-- START --

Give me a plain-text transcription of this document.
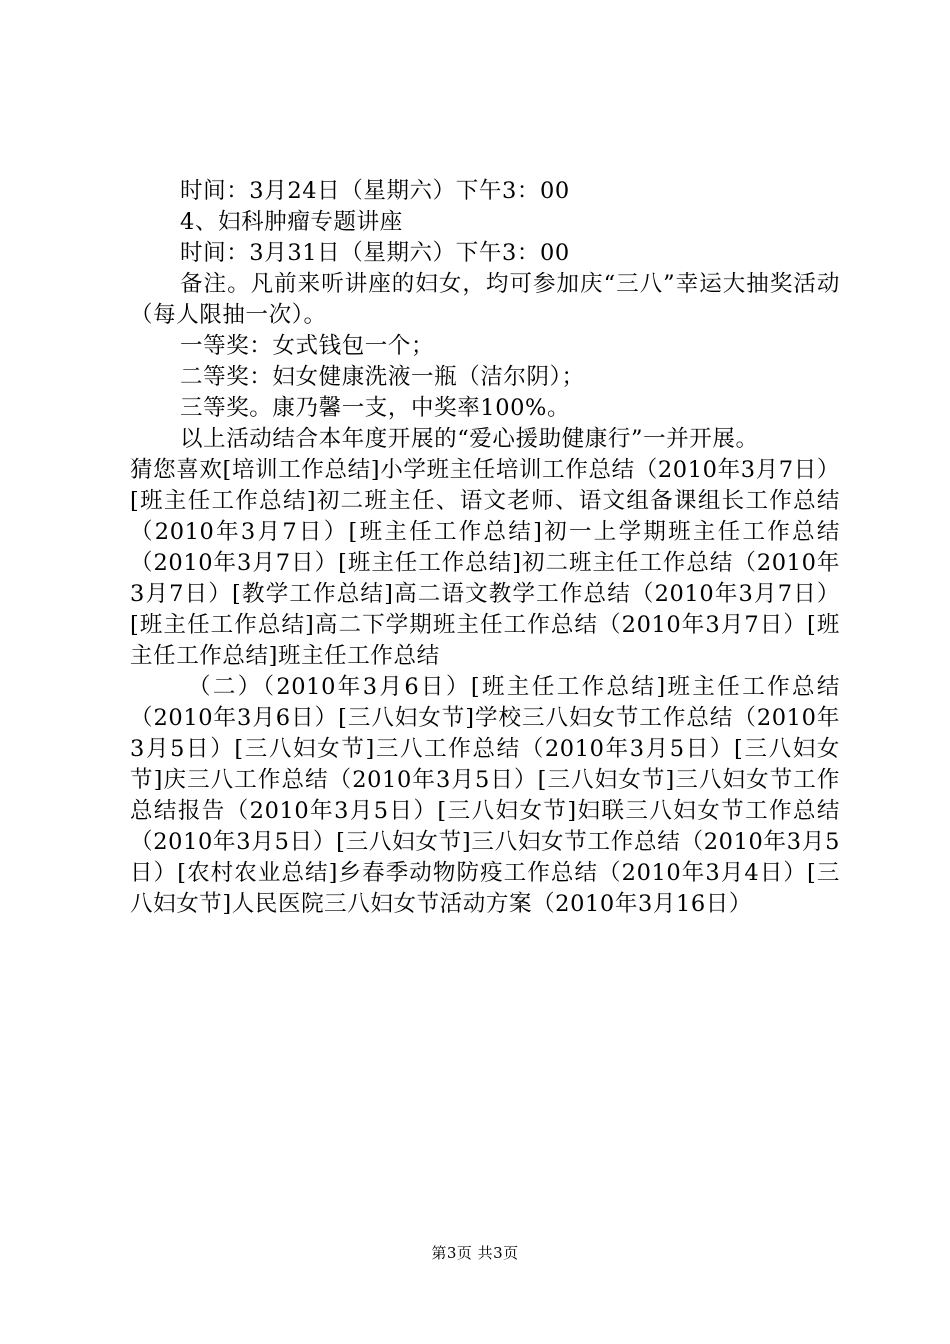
时间：3月24日（星期六）下午3：00

4、妇科肿瘤专题讲座

时间：3月31日（星期六）下午3：00

备注。凡前来听讲座的妇女，均可参加庆“三八”幸运大抽奖活动（每人限抽一次）。

一等奖：女式钱包一个；

二等奖：妇女健康洗液一瓶（洁尔阴）；

三等奖。康乃馨一支，中奖率100%。

以上活动结合本年度开展的“爱心援助健康行”一并开展。

猜您喜欢[培训工作总结]小学班主任培训工作总结（2010年3月7日）[班主任工作总结]初二班主任、语文老师、语文组备课组长工作总结（2010年3月7日）[班主任工作总结]初一上学期班主任工作总结（2010年3月7日）[班主任工作总结]初二班主任工作总结（2010年3月7日）[教学工作总结]高二语文教学工作总结（2010年3月7日）[班主任工作总结]高二下学期班主任工作总结（2010年3月7日）[班主任工作总结]班主任工作总结

（二）（2010年3月6日）[班主任工作总结]班主任工作总结（2010年3月6日）[三八妇女节]学校三八妇女节工作总结（2010年3月5日）[三八妇女节]三八工作总结（2010年3月5日）[三八妇女节]庆三八工作总结（2010年3月5日）[三八妇女节]三八妇女节工作总结报告（2010年3月5日）[三八妇女节]妇联三八妇女节工作总结（2010年3月5日）[三八妇女节]三八妇女节工作总结（2010年3月5日）[农村农业总结]乡春季动物防疫工作总结（2010年3月4日）[三八妇女节]人民医院三八妇女节活动方案（2010年3月16日）

第3页 共3页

-- END --

▸ **Task prompt**: Make an exact copy of every record, pictures excluded.

▸ **Task response**:
Give me a plain-text transcription of this document.
时间：3月24日（星期六）下午3：00

4、妇科肿瘤专题讲座

时间：3月31日（星期六）下午3：00

备注。凡前来听讲座的妇女，均可参加庆“三八”幸运大抽奖活动（每人限抽一次）。

一等奖：女式钱包一个；

二等奖：妇女健康洗液一瓶（洁尔阴）；

三等奖。康乃馨一支，中奖率100%。

以上活动结合本年度开展的“爱心援助健康行”一并开展。

猜您喜欢[培训工作总结]小学班主任培训工作总结（2010年3月7日）[班主任工作总结]初二班主任、语文老师、语文组备课组长工作总结（2010年3月7日）[班主任工作总结]初一上学期班主任工作总结（2010年3月7日）[班主任工作总结]初二班主任工作总结（2010年3月7日）[教学工作总结]高二语文教学工作总结（2010年3月7日）[班主任工作总结]高二下学期班主任工作总结（2010年3月7日）[班主任工作总结]班主任工作总结

（二）（2010年3月6日）[班主任工作总结]班主任工作总结（2010年3月6日）[三八妇女节]学校三八妇女节工作总结（2010年3月5日）[三八妇女节]三八工作总结（2010年3月5日）[三八妇女节]庆三八工作总结（2010年3月5日）[三八妇女节]三八妇女节工作总结报告（2010年3月5日）[三八妇女节]妇联三八妇女节工作总结（2010年3月5日）[三八妇女节]三八妇女节工作总结（2010年3月5日）[农村农业总结]乡春季动物防疫工作总结（2010年3月4日）[三八妇女节]人民医院三八妇女节活动方案（2010年3月16日）

第3页 共3页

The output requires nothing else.